◆ Exercise goal
Identify every line containing the word "nyregistrerade" and reproduce each one.

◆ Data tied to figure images
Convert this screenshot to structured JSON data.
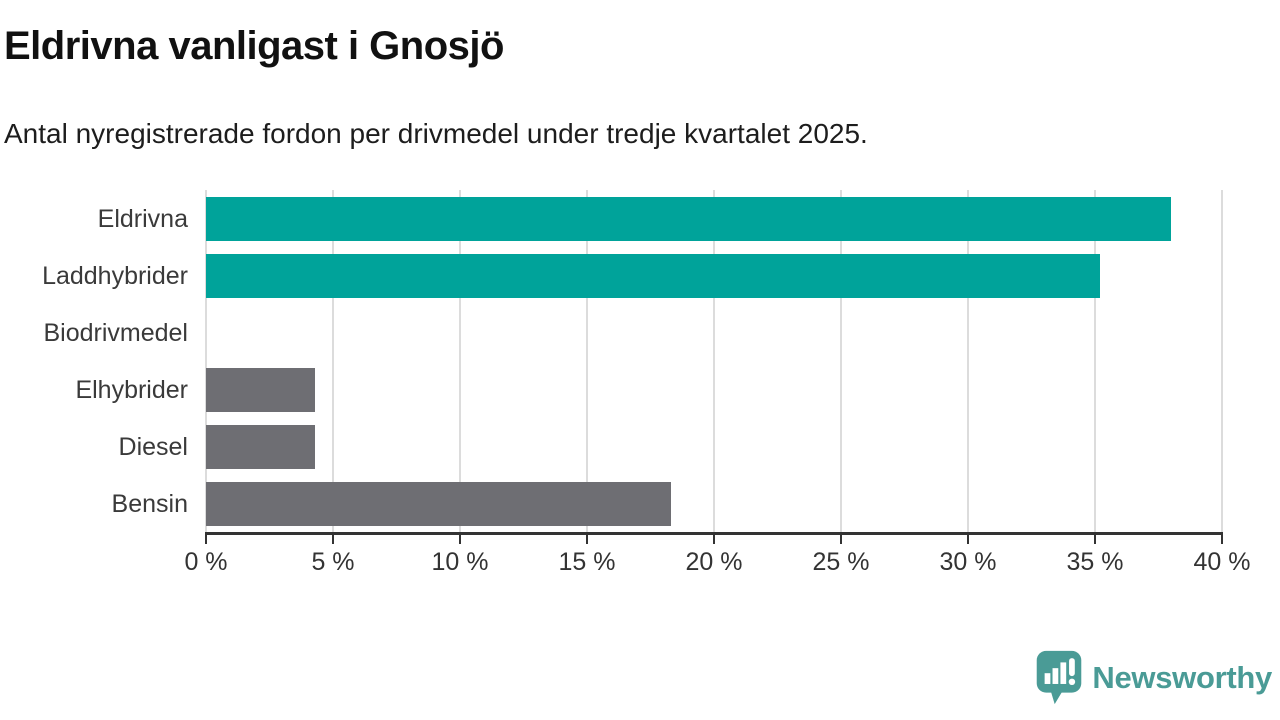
{
  "header": {
    "title": "Eldrivna vanligast i Gnosjö",
    "subtitle": "Antal nyregistrerade fordon per drivmedel under tredje kvartalet 2025."
  },
  "chart_data": {
    "type": "bar",
    "orientation": "horizontal",
    "title": "Eldrivna vanligast i Gnosjö",
    "subtitle": "Antal nyregistrerade fordon per drivmedel under tredje kvartalet 2025.",
    "categories": [
      "Eldrivna",
      "Laddhybrider",
      "Biodrivmedel",
      "Elhybrider",
      "Diesel",
      "Bensin"
    ],
    "values": [
      38.0,
      35.2,
      0,
      4.3,
      4.3,
      18.3
    ],
    "unit": "%",
    "bar_colors": [
      "#00a39a",
      "#00a39a",
      "#6e6e73",
      "#6e6e73",
      "#6e6e73",
      "#6e6e73"
    ],
    "xlabel": "",
    "ylabel": "",
    "xlim": [
      0,
      40
    ],
    "x_ticks": [
      0,
      5,
      10,
      15,
      20,
      25,
      30,
      35,
      40
    ],
    "x_tick_labels": [
      "0 %",
      "5 %",
      "10 %",
      "15 %",
      "20 %",
      "25 %",
      "30 %",
      "35 %",
      "40 %"
    ],
    "grid": "vertical-gridlines-on",
    "legend": "none"
  },
  "footer": {
    "brand": "Newsworthy"
  },
  "colors": {
    "accent_teal": "#00a39a",
    "bar_gray": "#6e6e73",
    "brand_teal": "#4a9b96",
    "gridline": "#dcdcdc",
    "axis": "#333333",
    "title_text": "#111111"
  }
}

◆ Finished answer
    "subtitle": "Antal nyregistrerade fordon per drivmedel under tredje kvartalet 2025."
    "subtitle": "Antal nyregistrerade fordon per drivmedel under tredje kvartalet 2025.",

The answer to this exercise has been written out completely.